# [WHAT THE TASK ASKS]
Give every entry again, word for word.

# [DATA FOR THE TASK]
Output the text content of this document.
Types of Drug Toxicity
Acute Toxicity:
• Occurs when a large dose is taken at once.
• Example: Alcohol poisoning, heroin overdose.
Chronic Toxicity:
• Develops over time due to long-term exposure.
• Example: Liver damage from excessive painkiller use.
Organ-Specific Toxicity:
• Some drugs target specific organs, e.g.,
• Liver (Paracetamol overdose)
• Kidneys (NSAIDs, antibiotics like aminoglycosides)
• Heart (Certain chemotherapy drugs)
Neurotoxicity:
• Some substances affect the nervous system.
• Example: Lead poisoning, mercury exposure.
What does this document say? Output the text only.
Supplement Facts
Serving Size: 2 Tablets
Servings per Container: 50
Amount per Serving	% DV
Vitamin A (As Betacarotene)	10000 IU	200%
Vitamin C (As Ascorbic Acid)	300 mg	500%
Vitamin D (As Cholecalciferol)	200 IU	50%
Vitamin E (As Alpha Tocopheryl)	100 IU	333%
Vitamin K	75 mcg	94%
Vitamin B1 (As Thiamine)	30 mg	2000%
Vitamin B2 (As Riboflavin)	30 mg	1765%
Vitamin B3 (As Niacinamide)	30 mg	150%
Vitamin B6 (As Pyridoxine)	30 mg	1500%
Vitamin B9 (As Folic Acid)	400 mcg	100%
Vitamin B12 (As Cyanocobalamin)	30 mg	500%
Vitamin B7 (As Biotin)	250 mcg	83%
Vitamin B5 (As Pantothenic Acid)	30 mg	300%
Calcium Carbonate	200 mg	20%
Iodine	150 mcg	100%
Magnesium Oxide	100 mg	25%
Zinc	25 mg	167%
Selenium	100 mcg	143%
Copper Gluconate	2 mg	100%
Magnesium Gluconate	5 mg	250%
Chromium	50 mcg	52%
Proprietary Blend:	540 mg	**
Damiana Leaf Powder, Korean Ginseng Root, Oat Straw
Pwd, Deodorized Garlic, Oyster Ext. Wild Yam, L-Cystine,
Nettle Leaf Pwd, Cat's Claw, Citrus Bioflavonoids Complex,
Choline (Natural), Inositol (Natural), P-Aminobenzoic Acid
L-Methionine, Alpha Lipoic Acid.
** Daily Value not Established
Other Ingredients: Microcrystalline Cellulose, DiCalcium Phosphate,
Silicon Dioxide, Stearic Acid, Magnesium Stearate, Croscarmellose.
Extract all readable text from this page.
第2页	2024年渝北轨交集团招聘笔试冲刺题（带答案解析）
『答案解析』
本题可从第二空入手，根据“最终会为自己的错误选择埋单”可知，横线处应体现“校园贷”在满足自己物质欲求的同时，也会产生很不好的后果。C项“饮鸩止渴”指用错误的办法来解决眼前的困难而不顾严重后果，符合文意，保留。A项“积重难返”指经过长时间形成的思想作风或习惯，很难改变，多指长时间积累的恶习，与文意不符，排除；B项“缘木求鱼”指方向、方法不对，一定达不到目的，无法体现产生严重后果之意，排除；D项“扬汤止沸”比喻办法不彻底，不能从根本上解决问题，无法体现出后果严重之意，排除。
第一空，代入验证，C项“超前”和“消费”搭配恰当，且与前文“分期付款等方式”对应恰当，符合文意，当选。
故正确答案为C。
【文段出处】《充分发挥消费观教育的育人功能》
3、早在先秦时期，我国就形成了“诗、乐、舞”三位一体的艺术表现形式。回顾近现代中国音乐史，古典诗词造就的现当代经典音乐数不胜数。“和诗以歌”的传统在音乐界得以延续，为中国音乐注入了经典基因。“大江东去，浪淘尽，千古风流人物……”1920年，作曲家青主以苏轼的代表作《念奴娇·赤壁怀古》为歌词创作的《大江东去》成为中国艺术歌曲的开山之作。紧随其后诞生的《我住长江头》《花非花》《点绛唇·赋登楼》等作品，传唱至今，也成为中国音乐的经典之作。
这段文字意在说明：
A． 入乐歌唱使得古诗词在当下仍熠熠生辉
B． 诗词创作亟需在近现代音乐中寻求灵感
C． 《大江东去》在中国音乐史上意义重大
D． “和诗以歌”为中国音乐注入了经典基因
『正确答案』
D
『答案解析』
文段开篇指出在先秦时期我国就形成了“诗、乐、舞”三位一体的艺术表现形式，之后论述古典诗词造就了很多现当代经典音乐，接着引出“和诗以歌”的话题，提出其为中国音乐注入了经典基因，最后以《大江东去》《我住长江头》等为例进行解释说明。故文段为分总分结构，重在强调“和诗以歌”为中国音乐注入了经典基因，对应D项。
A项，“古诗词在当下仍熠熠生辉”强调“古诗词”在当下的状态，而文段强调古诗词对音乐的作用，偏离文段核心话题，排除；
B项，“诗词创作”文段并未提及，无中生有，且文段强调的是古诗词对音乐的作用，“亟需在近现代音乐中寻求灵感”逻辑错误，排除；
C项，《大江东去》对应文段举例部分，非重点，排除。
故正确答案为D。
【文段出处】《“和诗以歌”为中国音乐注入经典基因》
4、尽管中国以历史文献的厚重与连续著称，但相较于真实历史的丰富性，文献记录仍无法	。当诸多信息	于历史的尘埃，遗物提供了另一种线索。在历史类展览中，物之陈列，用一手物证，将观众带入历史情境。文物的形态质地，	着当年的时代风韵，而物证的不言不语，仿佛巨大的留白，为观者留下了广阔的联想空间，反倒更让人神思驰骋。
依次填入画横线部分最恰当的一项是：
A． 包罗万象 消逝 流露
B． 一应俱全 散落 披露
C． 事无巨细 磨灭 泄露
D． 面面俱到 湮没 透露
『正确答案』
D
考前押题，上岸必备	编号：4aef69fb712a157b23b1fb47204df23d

# [RESULT OF THE EXERCISE]
Output the text content of this document.
Types of Drug Toxicity
Acute Toxicity:
• Occurs when a large dose is taken at once.
• Example: Alcohol poisoning, heroin overdose.
Chronic Toxicity:
• Develops over time due to long-term exposure.
• Example: Liver damage from excessive painkiller use.
Organ-Specific Toxicity:
• Some drugs target specific organs, e.g.,
• Liver (Paracetamol overdose)
• Kidneys (NSAIDs, antibiotics like aminoglycosides)
• Heart (Certain chemotherapy drugs)
Neurotoxicity:
• Some substances affect the nervous system.
• Example: Lead poisoning, mercury exposure.
What does this document say? Output the text only.
Supplement Facts
Serving Size: 2 Tablets
Servings per Container: 50
Amount per Serving	% DV
Vitamin A (As Betacarotene)	10000 IU	200%
Vitamin C (As Ascorbic Acid)	300 mg	500%
Vitamin D (As Cholecalciferol)	200 IU	50%
Vitamin E (As Alpha Tocopheryl)	100 IU	333%
Vitamin K	75 mcg	94%
Vitamin B1 (As Thiamine)	30 mg	2000%
Vitamin B2 (As Riboflavin)	30 mg	1765%
Vitamin B3 (As Niacinamide)	30 mg	150%
Vitamin B6 (As Pyridoxine)	30 mg	1500%
Vitamin B9 (As Folic Acid)	400 mcg	100%
Vitamin B12 (As Cyanocobalamin)	30 mg	500%
Vitamin B7 (As Biotin)	250 mcg	83%
Vitamin B5 (As Pantothenic Acid)	30 mg	300%
Calcium Carbonate	200 mg	20%
Iodine	150 mcg	100%
Magnesium Oxide	100 mg	25%
Zinc	25 mg	167%
Selenium	100 mcg	143%
Copper Gluconate	2 mg	100%
Magnesium Gluconate	5 mg	250%
Chromium	50 mcg	52%
Proprietary Blend:	540 mg	**
Damiana Leaf Powder, Korean Ginseng Root, Oat Straw
Pwd, Deodorized Garlic, Oyster Ext. Wild Yam, L-Cystine,
Nettle Leaf Pwd, Cat's Claw, Citrus Bioflavonoids Complex,
Choline (Natural), Inositol (Natural), P-Aminobenzoic Acid
L-Methionine, Alpha Lipoic Acid.
** Daily Value not Established
Other Ingredients: Microcrystalline Cellulose, DiCalcium Phosphate,
Silicon Dioxide, Stearic Acid, Magnesium Stearate, Croscarmellose.
Extract all readable text from this page.
第2页	2024年渝北轨交集团招聘笔试冲刺题（带答案解析）
『答案解析』
本题可从第二空入手，根据“最终会为自己的错误选择埋单”可知，横线处应体现“校园贷”在满足自己物质欲求的同时，也会产生很不好的后果。C项“饮鸩止渴”指用错误的办法来解决眼前的困难而不顾严重后果，符合文意，保留。A项“积重难返”指经过长时间形成的思想作风或习惯，很难改变，多指长时间积累的恶习，与文意不符，排除；B项“缘木求鱼”指方向、方法不对，一定达不到目的，无法体现产生严重后果之意，排除；D项“扬汤止沸”比喻办法不彻底，不能从根本上解决问题，无法体现出后果严重之意，排除。
第一空，代入验证，C项“超前”和“消费”搭配恰当，且与前文“分期付款等方式”对应恰当，符合文意，当选。
故正确答案为C。
【文段出处】《充分发挥消费观教育的育人功能》
3、早在先秦时期，我国就形成了“诗、乐、舞”三位一体的艺术表现形式。回顾近现代中国音乐史，古典诗词造就的现当代经典音乐数不胜数。“和诗以歌”的传统在音乐界得以延续，为中国音乐注入了经典基因。“大江东去，浪淘尽，千古风流人物……”1920年，作曲家青主以苏轼的代表作《念奴娇·赤壁怀古》为歌词创作的《大江东去》成为中国艺术歌曲的开山之作。紧随其后诞生的《我住长江头》《花非花》《点绛唇·赋登楼》等作品，传唱至今，也成为中国音乐的经典之作。
这段文字意在说明：
A． 入乐歌唱使得古诗词在当下仍熠熠生辉
B． 诗词创作亟需在近现代音乐中寻求灵感
C． 《大江东去》在中国音乐史上意义重大
D． “和诗以歌”为中国音乐注入了经典基因
『正确答案』
D
『答案解析』
文段开篇指出在先秦时期我国就形成了“诗、乐、舞”三位一体的艺术表现形式，之后论述古典诗词造就了很多现当代经典音乐，接着引出“和诗以歌”的话题，提出其为中国音乐注入了经典基因，最后以《大江东去》《我住长江头》等为例进行解释说明。故文段为分总分结构，重在强调“和诗以歌”为中国音乐注入了经典基因，对应D项。
A项，“古诗词在当下仍熠熠生辉”强调“古诗词”在当下的状态，而文段强调古诗词对音乐的作用，偏离文段核心话题，排除；
B项，“诗词创作”文段并未提及，无中生有，且文段强调的是古诗词对音乐的作用，“亟需在近现代音乐中寻求灵感”逻辑错误，排除；
C项，《大江东去》对应文段举例部分，非重点，排除。
故正确答案为D。
【文段出处】《“和诗以歌”为中国音乐注入经典基因》
4、尽管中国以历史文献的厚重与连续著称，但相较于真实历史的丰富性，文献记录仍无法	。当诸多信息	于历史的尘埃，遗物提供了另一种线索。在历史类展览中，物之陈列，用一手物证，将观众带入历史情境。文物的形态质地，	着当年的时代风韵，而物证的不言不语，仿佛巨大的留白，为观者留下了广阔的联想空间，反倒更让人神思驰骋。
依次填入画横线部分最恰当的一项是：
A． 包罗万象 消逝 流露
B． 一应俱全 散落 披露
C． 事无巨细 磨灭 泄露
D． 面面俱到 湮没 透露
『正确答案』
D
考前押题，上岸必备	编号：4aef69fb712a157b23b1fb47204df23d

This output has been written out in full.